### [Data records]
____

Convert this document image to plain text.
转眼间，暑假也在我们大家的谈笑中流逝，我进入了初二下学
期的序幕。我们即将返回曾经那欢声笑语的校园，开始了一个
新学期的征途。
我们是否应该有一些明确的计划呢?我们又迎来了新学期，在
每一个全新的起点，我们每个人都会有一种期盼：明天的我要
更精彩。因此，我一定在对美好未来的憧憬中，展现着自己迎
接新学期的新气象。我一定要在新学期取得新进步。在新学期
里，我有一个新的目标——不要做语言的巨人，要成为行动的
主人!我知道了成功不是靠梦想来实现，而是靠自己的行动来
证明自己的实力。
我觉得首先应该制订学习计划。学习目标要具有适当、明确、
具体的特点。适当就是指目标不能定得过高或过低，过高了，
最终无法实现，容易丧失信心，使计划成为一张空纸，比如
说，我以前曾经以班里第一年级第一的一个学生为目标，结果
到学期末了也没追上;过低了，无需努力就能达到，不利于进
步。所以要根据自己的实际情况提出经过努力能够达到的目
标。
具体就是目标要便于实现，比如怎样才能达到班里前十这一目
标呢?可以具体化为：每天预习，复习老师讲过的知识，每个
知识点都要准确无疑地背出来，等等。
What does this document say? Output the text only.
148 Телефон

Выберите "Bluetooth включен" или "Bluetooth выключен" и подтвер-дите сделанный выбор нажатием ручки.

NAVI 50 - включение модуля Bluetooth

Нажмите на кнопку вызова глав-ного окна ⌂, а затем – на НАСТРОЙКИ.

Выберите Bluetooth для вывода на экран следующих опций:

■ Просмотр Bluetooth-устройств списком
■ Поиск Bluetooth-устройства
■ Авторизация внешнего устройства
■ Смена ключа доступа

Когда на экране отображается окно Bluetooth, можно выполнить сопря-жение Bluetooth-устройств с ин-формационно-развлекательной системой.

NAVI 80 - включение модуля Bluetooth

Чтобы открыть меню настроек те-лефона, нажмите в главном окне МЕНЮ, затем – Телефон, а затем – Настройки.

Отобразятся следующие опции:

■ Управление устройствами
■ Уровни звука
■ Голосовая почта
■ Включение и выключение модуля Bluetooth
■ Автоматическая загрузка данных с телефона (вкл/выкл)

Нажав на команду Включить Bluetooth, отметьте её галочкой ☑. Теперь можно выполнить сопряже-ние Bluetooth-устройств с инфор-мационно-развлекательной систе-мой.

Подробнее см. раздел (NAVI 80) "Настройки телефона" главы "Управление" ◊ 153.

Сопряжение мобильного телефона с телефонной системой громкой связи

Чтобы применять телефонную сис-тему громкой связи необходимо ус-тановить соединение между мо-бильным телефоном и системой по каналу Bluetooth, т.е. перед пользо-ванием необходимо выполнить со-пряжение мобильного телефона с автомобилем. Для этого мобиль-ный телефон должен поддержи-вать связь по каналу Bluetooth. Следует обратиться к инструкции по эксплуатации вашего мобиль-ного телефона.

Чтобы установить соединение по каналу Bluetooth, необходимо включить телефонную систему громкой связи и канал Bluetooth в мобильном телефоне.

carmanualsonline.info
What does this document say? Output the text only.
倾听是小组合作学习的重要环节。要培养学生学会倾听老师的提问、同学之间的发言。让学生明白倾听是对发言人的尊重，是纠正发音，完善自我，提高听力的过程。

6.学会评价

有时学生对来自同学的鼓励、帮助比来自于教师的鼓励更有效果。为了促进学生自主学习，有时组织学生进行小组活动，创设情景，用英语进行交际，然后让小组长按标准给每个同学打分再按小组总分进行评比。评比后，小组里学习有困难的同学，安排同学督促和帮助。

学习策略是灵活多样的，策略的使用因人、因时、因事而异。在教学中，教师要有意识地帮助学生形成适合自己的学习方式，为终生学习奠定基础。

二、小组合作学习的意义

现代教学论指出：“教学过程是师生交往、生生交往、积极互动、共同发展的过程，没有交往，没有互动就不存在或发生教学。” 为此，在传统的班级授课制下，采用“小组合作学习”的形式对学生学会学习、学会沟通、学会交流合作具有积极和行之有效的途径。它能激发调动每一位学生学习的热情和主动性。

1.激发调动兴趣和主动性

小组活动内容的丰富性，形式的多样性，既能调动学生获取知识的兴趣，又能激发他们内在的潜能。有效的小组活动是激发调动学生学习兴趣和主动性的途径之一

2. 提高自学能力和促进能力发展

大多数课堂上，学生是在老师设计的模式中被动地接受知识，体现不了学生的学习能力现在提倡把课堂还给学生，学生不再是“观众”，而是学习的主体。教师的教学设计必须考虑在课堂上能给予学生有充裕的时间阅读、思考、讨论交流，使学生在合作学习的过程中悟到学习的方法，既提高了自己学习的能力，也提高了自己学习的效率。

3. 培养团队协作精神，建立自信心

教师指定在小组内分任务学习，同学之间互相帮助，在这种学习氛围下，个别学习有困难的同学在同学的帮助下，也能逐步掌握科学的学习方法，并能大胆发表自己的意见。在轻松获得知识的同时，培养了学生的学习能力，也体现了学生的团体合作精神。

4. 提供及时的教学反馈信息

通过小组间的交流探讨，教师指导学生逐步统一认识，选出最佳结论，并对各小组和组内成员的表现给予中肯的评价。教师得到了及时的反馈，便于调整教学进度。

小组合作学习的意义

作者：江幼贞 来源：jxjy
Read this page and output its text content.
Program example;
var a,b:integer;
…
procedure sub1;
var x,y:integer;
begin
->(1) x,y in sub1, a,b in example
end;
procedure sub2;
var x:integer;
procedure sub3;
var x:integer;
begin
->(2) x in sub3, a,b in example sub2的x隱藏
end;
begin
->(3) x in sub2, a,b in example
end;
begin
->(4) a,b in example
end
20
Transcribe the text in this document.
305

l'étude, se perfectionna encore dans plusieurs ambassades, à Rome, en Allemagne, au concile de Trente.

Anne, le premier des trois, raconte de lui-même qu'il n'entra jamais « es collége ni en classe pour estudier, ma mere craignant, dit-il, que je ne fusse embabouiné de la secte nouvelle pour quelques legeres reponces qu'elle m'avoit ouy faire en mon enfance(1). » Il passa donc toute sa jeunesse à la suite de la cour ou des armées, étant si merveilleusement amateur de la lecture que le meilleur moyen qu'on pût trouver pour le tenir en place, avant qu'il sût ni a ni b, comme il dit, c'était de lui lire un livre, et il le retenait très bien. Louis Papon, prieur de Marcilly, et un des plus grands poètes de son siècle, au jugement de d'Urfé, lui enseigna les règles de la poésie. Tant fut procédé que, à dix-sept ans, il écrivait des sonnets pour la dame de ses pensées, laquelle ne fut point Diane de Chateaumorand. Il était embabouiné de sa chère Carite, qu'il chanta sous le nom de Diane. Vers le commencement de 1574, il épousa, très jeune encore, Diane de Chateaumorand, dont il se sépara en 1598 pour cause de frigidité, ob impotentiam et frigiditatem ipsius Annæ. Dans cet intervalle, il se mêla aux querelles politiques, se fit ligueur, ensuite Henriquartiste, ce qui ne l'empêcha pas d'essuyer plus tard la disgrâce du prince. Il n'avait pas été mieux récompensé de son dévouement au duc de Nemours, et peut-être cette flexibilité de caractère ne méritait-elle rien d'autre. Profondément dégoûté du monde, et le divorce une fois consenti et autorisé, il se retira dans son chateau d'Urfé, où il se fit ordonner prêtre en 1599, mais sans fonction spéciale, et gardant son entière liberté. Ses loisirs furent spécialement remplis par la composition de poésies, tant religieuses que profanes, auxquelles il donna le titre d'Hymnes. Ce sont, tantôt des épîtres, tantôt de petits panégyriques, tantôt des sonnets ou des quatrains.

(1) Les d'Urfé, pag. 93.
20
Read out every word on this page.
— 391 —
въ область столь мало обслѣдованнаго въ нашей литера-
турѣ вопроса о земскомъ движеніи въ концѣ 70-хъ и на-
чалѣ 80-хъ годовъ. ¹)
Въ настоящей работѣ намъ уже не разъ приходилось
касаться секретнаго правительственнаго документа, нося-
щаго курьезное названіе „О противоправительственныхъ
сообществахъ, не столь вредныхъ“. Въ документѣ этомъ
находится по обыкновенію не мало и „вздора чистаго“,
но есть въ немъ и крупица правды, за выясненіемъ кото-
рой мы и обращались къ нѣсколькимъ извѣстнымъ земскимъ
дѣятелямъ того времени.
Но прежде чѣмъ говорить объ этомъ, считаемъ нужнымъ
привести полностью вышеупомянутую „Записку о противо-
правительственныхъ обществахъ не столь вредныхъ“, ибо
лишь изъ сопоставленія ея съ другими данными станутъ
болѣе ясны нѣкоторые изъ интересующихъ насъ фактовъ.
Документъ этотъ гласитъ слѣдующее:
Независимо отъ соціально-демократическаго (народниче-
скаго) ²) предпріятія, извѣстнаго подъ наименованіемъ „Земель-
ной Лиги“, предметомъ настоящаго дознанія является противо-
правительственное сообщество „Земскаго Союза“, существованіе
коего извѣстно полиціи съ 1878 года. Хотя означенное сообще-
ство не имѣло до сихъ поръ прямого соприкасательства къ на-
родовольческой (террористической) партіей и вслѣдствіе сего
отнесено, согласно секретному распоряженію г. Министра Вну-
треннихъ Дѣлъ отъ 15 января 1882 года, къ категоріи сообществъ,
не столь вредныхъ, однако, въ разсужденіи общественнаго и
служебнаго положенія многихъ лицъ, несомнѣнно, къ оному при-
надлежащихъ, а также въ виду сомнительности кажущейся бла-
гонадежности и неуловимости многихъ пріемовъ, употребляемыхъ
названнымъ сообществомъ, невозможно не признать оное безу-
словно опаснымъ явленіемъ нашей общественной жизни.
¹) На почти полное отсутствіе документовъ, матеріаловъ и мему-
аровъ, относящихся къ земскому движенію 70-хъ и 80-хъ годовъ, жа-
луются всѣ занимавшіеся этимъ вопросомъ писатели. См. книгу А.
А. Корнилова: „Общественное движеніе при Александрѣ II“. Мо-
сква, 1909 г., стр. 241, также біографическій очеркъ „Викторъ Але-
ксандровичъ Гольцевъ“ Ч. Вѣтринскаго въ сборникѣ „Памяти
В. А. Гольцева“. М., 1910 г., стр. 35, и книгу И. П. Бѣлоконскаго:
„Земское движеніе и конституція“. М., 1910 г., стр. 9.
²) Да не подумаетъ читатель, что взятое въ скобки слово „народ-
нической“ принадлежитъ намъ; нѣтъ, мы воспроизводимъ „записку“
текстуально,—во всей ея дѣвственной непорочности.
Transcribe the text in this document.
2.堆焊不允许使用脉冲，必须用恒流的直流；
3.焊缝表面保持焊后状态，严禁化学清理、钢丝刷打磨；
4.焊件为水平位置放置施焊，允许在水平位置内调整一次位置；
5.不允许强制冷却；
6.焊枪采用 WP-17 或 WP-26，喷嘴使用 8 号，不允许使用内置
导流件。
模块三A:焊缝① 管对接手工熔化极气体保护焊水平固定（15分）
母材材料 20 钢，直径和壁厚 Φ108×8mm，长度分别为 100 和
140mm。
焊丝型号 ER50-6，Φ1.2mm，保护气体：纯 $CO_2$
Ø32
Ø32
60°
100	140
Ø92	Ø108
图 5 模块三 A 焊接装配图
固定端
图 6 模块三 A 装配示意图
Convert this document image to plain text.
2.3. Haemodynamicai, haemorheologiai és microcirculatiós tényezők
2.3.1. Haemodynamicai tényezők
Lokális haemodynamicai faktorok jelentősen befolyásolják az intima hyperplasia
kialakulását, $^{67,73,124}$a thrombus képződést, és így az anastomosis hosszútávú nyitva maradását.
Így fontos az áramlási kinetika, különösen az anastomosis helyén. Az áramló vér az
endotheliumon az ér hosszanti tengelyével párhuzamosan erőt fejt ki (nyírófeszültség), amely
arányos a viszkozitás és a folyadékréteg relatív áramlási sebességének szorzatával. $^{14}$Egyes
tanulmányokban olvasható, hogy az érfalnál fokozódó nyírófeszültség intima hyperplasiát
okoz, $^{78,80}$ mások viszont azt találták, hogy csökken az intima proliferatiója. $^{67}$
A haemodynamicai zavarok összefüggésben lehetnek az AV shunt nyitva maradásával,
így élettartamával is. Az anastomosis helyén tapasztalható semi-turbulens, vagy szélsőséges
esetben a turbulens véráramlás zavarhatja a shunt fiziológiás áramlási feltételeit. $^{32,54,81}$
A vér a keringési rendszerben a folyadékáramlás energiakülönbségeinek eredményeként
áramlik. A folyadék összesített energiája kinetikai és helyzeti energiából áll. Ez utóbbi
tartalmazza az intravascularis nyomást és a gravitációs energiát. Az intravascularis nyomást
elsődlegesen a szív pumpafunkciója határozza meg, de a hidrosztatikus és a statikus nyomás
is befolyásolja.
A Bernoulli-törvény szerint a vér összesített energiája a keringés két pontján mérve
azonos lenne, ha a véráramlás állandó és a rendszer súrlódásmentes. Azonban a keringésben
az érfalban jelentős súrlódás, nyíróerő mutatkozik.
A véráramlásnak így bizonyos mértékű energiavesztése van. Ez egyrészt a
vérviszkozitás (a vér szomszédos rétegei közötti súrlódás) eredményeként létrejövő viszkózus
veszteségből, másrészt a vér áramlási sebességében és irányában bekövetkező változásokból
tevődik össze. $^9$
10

____

### [Do this]
Reproduce each line of the entries in which the word "Управление" is found.

### [The result]
■ Управление устройствами
Подробнее см. раздел (NAVI 80) "Настройки телефона" главы "Управление" ◊ 153.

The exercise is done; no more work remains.